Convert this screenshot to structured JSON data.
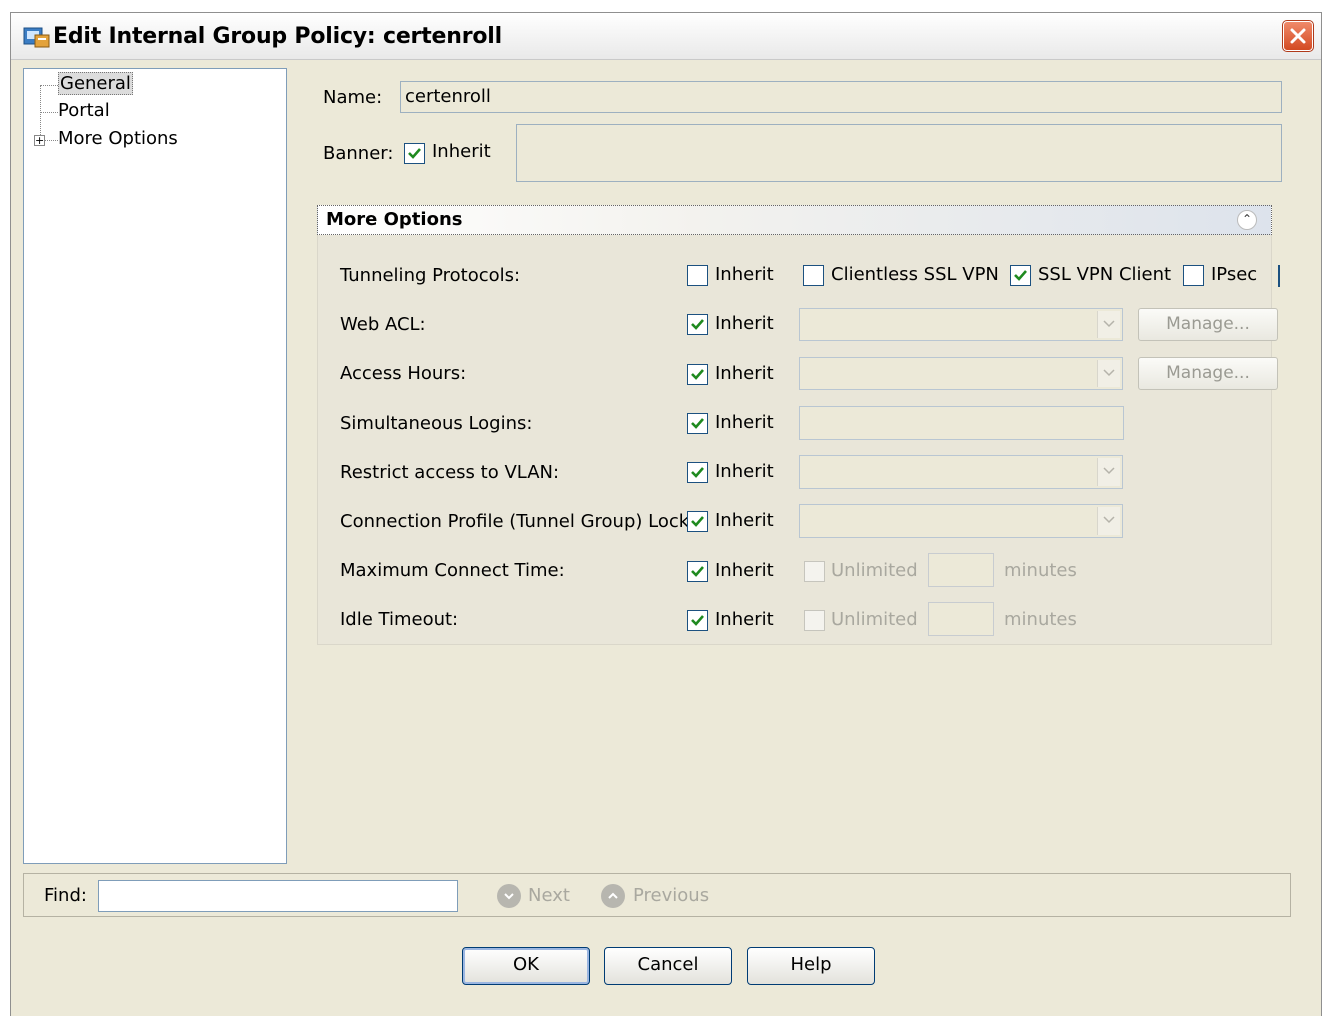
{
  "window": {
    "title": "Edit Internal Group Policy: certenroll"
  },
  "tree": {
    "items": [
      {
        "label": "General",
        "selected": true
      },
      {
        "label": "Portal",
        "selected": false
      },
      {
        "label": "More Options",
        "selected": false,
        "expandable": true
      }
    ]
  },
  "form": {
    "name_label": "Name:",
    "name_value": "certenroll",
    "banner_label": "Banner:",
    "banner_inherit_label": "Inherit",
    "banner_inherit_checked": true
  },
  "more_options": {
    "title": "More Options",
    "inherit_label": "Inherit",
    "tunneling": {
      "label": "Tunneling Protocols:",
      "inherit_checked": false,
      "clientless_label": "Clientless SSL VPN",
      "clientless_checked": false,
      "sslvpn_label": "SSL VPN Client",
      "sslvpn_checked": true,
      "ipsec_label": "IPsec",
      "ipsec_checked": false
    },
    "web_acl": {
      "label": "Web ACL:",
      "manage_label": "Manage..."
    },
    "access_hours": {
      "label": "Access Hours:",
      "manage_label": "Manage..."
    },
    "simultaneous_logins": {
      "label": "Simultaneous Logins:"
    },
    "restrict_vlan": {
      "label": "Restrict access to VLAN:"
    },
    "tunnel_group_lock": {
      "label": "Connection Profile (Tunnel Group) Lock:"
    },
    "max_connect_time": {
      "label": "Maximum Connect Time:",
      "unlimited_label": "Unlimited",
      "minutes_label": "minutes"
    },
    "idle_timeout": {
      "label": "Idle Timeout:",
      "unlimited_label": "Unlimited",
      "minutes_label": "minutes"
    }
  },
  "find": {
    "label": "Find:",
    "next_label": "Next",
    "previous_label": "Previous"
  },
  "buttons": {
    "ok": "OK",
    "cancel": "Cancel",
    "help": "Help"
  },
  "colors": {
    "check": "#1f8a1f",
    "close": "#d34a22",
    "accent": "#003c74"
  }
}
----------
Copy the records above exactly, omitting every picture.

**OUTPUT OF THE EXERCISE**
Convert this screenshot to structured JSON data.
{
  "window": {
    "title": "Edit Internal Group Policy: certenroll"
  },
  "tree": {
    "items": [
      {
        "label": "General",
        "selected": true
      },
      {
        "label": "Portal",
        "selected": false
      },
      {
        "label": "More Options",
        "selected": false,
        "expandable": true
      }
    ]
  },
  "form": {
    "name_label": "Name:",
    "name_value": "certenroll",
    "banner_label": "Banner:",
    "banner_inherit_label": "Inherit",
    "banner_inherit_checked": true
  },
  "more_options": {
    "title": "More Options",
    "inherit_label": "Inherit",
    "tunneling": {
      "label": "Tunneling Protocols:",
      "inherit_checked": false,
      "clientless_label": "Clientless SSL VPN",
      "clientless_checked": false,
      "sslvpn_label": "SSL VPN Client",
      "sslvpn_checked": true,
      "ipsec_label": "IPsec",
      "ipsec_checked": false
    },
    "web_acl": {
      "label": "Web ACL:",
      "manage_label": "Manage..."
    },
    "access_hours": {
      "label": "Access Hours:",
      "manage_label": "Manage..."
    },
    "simultaneous_logins": {
      "label": "Simultaneous Logins:"
    },
    "restrict_vlan": {
      "label": "Restrict access to VLAN:"
    },
    "tunnel_group_lock": {
      "label": "Connection Profile (Tunnel Group) Lock:"
    },
    "max_connect_time": {
      "label": "Maximum Connect Time:",
      "unlimited_label": "Unlimited",
      "minutes_label": "minutes"
    },
    "idle_timeout": {
      "label": "Idle Timeout:",
      "unlimited_label": "Unlimited",
      "minutes_label": "minutes"
    }
  },
  "find": {
    "label": "Find:",
    "next_label": "Next",
    "previous_label": "Previous"
  },
  "buttons": {
    "ok": "OK",
    "cancel": "Cancel",
    "help": "Help"
  },
  "colors": {
    "check": "#1f8a1f",
    "close": "#d34a22",
    "accent": "#003c74"
  }
}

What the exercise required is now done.